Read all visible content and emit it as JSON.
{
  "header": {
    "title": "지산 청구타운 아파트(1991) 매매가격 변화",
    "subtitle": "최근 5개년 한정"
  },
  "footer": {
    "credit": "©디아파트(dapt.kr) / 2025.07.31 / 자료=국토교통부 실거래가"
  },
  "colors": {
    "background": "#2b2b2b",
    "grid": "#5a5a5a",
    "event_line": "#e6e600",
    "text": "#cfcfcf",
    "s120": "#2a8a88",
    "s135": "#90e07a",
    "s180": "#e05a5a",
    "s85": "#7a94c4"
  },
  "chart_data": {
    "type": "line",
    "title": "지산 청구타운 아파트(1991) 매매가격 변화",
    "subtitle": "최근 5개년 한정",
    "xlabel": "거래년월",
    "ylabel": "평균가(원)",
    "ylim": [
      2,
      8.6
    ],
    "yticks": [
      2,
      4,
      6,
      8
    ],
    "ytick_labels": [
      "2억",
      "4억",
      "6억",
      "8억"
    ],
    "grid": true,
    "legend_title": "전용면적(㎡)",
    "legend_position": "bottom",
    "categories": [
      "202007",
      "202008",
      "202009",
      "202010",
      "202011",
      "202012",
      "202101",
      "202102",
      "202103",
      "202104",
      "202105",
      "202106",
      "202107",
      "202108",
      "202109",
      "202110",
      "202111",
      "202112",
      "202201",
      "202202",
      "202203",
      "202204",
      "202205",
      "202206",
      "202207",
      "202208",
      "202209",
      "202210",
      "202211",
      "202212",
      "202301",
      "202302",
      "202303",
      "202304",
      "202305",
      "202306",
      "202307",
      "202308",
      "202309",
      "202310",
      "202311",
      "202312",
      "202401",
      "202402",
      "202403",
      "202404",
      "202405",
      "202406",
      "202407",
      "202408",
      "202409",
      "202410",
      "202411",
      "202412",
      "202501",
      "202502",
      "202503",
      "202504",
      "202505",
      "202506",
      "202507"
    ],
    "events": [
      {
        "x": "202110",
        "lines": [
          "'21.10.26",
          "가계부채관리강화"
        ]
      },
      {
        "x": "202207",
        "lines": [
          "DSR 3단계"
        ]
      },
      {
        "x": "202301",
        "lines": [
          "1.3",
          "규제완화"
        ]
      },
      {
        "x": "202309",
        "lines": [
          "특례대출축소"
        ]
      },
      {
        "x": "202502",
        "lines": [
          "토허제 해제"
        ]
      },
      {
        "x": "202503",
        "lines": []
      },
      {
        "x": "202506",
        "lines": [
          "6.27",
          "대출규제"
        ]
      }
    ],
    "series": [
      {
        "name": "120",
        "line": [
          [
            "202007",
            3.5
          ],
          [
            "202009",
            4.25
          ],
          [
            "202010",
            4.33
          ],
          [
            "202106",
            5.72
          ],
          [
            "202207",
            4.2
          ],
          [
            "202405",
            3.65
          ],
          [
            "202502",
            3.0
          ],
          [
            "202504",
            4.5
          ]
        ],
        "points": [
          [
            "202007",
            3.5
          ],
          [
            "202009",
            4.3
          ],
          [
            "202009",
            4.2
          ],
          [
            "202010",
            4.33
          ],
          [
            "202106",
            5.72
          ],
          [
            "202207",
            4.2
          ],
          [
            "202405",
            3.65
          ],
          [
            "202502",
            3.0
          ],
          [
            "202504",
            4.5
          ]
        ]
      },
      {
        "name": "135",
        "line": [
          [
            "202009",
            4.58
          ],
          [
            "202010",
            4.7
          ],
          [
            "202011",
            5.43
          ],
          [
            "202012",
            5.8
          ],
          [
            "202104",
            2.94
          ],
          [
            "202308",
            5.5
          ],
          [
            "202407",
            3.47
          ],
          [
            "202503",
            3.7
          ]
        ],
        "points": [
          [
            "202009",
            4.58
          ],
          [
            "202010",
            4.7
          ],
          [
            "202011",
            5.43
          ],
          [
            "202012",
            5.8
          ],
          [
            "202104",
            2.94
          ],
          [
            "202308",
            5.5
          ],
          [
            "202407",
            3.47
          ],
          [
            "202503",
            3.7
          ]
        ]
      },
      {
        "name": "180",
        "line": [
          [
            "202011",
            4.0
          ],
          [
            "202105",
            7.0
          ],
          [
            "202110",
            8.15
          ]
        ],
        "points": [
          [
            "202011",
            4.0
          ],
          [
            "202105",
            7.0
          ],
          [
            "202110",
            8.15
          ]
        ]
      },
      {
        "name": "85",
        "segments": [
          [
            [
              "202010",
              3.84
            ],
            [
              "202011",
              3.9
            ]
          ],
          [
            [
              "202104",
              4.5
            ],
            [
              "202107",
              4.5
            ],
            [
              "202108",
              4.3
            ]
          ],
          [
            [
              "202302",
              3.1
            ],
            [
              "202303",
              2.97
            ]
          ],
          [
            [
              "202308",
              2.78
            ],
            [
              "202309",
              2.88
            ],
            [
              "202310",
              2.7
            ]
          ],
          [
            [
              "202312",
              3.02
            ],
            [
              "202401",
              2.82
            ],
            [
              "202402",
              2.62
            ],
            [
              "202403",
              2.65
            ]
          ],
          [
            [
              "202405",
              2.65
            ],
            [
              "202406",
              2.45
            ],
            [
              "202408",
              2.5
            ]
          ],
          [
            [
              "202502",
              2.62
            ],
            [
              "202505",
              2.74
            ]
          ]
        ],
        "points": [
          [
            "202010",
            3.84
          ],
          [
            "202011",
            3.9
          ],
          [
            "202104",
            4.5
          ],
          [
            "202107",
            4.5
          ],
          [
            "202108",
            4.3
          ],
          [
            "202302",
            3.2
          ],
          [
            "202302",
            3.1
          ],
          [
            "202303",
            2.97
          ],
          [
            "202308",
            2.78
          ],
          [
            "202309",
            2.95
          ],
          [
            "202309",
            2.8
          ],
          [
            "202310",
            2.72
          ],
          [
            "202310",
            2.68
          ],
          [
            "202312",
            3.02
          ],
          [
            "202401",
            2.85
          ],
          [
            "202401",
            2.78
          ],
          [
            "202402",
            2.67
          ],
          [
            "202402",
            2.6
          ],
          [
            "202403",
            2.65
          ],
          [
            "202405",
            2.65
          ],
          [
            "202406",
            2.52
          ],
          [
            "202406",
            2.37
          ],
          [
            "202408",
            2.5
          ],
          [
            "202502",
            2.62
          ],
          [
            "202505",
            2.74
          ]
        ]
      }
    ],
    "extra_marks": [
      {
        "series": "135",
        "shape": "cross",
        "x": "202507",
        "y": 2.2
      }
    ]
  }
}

================================

Required work — Return the material exactly as it stands.

Response to the task —
Read all visible content and emit it as JSON.
{
  "header": {
    "title": "지산 청구타운 아파트(1991) 매매가격 변화",
    "subtitle": "최근 5개년 한정"
  },
  "footer": {
    "credit": "©디아파트(dapt.kr) / 2025.07.31 / 자료=국토교통부 실거래가"
  },
  "colors": {
    "background": "#2b2b2b",
    "grid": "#5a5a5a",
    "event_line": "#e6e600",
    "text": "#cfcfcf",
    "s120": "#2a8a88",
    "s135": "#90e07a",
    "s180": "#e05a5a",
    "s85": "#7a94c4"
  },
  "chart_data": {
    "type": "line",
    "title": "지산 청구타운 아파트(1991) 매매가격 변화",
    "subtitle": "최근 5개년 한정",
    "xlabel": "거래년월",
    "ylabel": "평균가(원)",
    "ylim": [
      2,
      8.6
    ],
    "yticks": [
      2,
      4,
      6,
      8
    ],
    "ytick_labels": [
      "2억",
      "4억",
      "6억",
      "8억"
    ],
    "grid": true,
    "legend_title": "전용면적(㎡)",
    "legend_position": "bottom",
    "categories": [
      "202007",
      "202008",
      "202009",
      "202010",
      "202011",
      "202012",
      "202101",
      "202102",
      "202103",
      "202104",
      "202105",
      "202106",
      "202107",
      "202108",
      "202109",
      "202110",
      "202111",
      "202112",
      "202201",
      "202202",
      "202203",
      "202204",
      "202205",
      "202206",
      "202207",
      "202208",
      "202209",
      "202210",
      "202211",
      "202212",
      "202301",
      "202302",
      "202303",
      "202304",
      "202305",
      "202306",
      "202307",
      "202308",
      "202309",
      "202310",
      "202311",
      "202312",
      "202401",
      "202402",
      "202403",
      "202404",
      "202405",
      "202406",
      "202407",
      "202408",
      "202409",
      "202410",
      "202411",
      "202412",
      "202501",
      "202502",
      "202503",
      "202504",
      "202505",
      "202506",
      "202507"
    ],
    "events": [
      {
        "x": "202110",
        "lines": [
          "'21.10.26",
          "가계부채관리강화"
        ]
      },
      {
        "x": "202207",
        "lines": [
          "DSR 3단계"
        ]
      },
      {
        "x": "202301",
        "lines": [
          "1.3",
          "규제완화"
        ]
      },
      {
        "x": "202309",
        "lines": [
          "특례대출축소"
        ]
      },
      {
        "x": "202502",
        "lines": [
          "토허제 해제"
        ]
      },
      {
        "x": "202503",
        "lines": []
      },
      {
        "x": "202506",
        "lines": [
          "6.27",
          "대출규제"
        ]
      }
    ],
    "series": [
      {
        "name": "120",
        "line": [
          [
            "202007",
            3.5
          ],
          [
            "202009",
            4.25
          ],
          [
            "202010",
            4.33
          ],
          [
            "202106",
            5.72
          ],
          [
            "202207",
            4.2
          ],
          [
            "202405",
            3.65
          ],
          [
            "202502",
            3.0
          ],
          [
            "202504",
            4.5
          ]
        ],
        "points": [
          [
            "202007",
            3.5
          ],
          [
            "202009",
            4.3
          ],
          [
            "202009",
            4.2
          ],
          [
            "202010",
            4.33
          ],
          [
            "202106",
            5.72
          ],
          [
            "202207",
            4.2
          ],
          [
            "202405",
            3.65
          ],
          [
            "202502",
            3.0
          ],
          [
            "202504",
            4.5
          ]
        ]
      },
      {
        "name": "135",
        "line": [
          [
            "202009",
            4.58
          ],
          [
            "202010",
            4.7
          ],
          [
            "202011",
            5.43
          ],
          [
            "202012",
            5.8
          ],
          [
            "202104",
            2.94
          ],
          [
            "202308",
            5.5
          ],
          [
            "202407",
            3.47
          ],
          [
            "202503",
            3.7
          ]
        ],
        "points": [
          [
            "202009",
            4.58
          ],
          [
            "202010",
            4.7
          ],
          [
            "202011",
            5.43
          ],
          [
            "202012",
            5.8
          ],
          [
            "202104",
            2.94
          ],
          [
            "202308",
            5.5
          ],
          [
            "202407",
            3.47
          ],
          [
            "202503",
            3.7
          ]
        ]
      },
      {
        "name": "180",
        "line": [
          [
            "202011",
            4.0
          ],
          [
            "202105",
            7.0
          ],
          [
            "202110",
            8.15
          ]
        ],
        "points": [
          [
            "202011",
            4.0
          ],
          [
            "202105",
            7.0
          ],
          [
            "202110",
            8.15
          ]
        ]
      },
      {
        "name": "85",
        "segments": [
          [
            [
              "202010",
              3.84
            ],
            [
              "202011",
              3.9
            ]
          ],
          [
            [
              "202104",
              4.5
            ],
            [
              "202107",
              4.5
            ],
            [
              "202108",
              4.3
            ]
          ],
          [
            [
              "202302",
              3.1
            ],
            [
              "202303",
              2.97
            ]
          ],
          [
            [
              "202308",
              2.78
            ],
            [
              "202309",
              2.88
            ],
            [
              "202310",
              2.7
            ]
          ],
          [
            [
              "202312",
              3.02
            ],
            [
              "202401",
              2.82
            ],
            [
              "202402",
              2.62
            ],
            [
              "202403",
              2.65
            ]
          ],
          [
            [
              "202405",
              2.65
            ],
            [
              "202406",
              2.45
            ],
            [
              "202408",
              2.5
            ]
          ],
          [
            [
              "202502",
              2.62
            ],
            [
              "202505",
              2.74
            ]
          ]
        ],
        "points": [
          [
            "202010",
            3.84
          ],
          [
            "202011",
            3.9
          ],
          [
            "202104",
            4.5
          ],
          [
            "202107",
            4.5
          ],
          [
            "202108",
            4.3
          ],
          [
            "202302",
            3.2
          ],
          [
            "202302",
            3.1
          ],
          [
            "202303",
            2.97
          ],
          [
            "202308",
            2.78
          ],
          [
            "202309",
            2.95
          ],
          [
            "202309",
            2.8
          ],
          [
            "202310",
            2.72
          ],
          [
            "202310",
            2.68
          ],
          [
            "202312",
            3.02
          ],
          [
            "202401",
            2.85
          ],
          [
            "202401",
            2.78
          ],
          [
            "202402",
            2.67
          ],
          [
            "202402",
            2.6
          ],
          [
            "202403",
            2.65
          ],
          [
            "202405",
            2.65
          ],
          [
            "202406",
            2.52
          ],
          [
            "202406",
            2.37
          ],
          [
            "202408",
            2.5
          ],
          [
            "202502",
            2.62
          ],
          [
            "202505",
            2.74
          ]
        ]
      }
    ],
    "extra_marks": [
      {
        "series": "135",
        "shape": "cross",
        "x": "202507",
        "y": 2.2
      }
    ]
  }
}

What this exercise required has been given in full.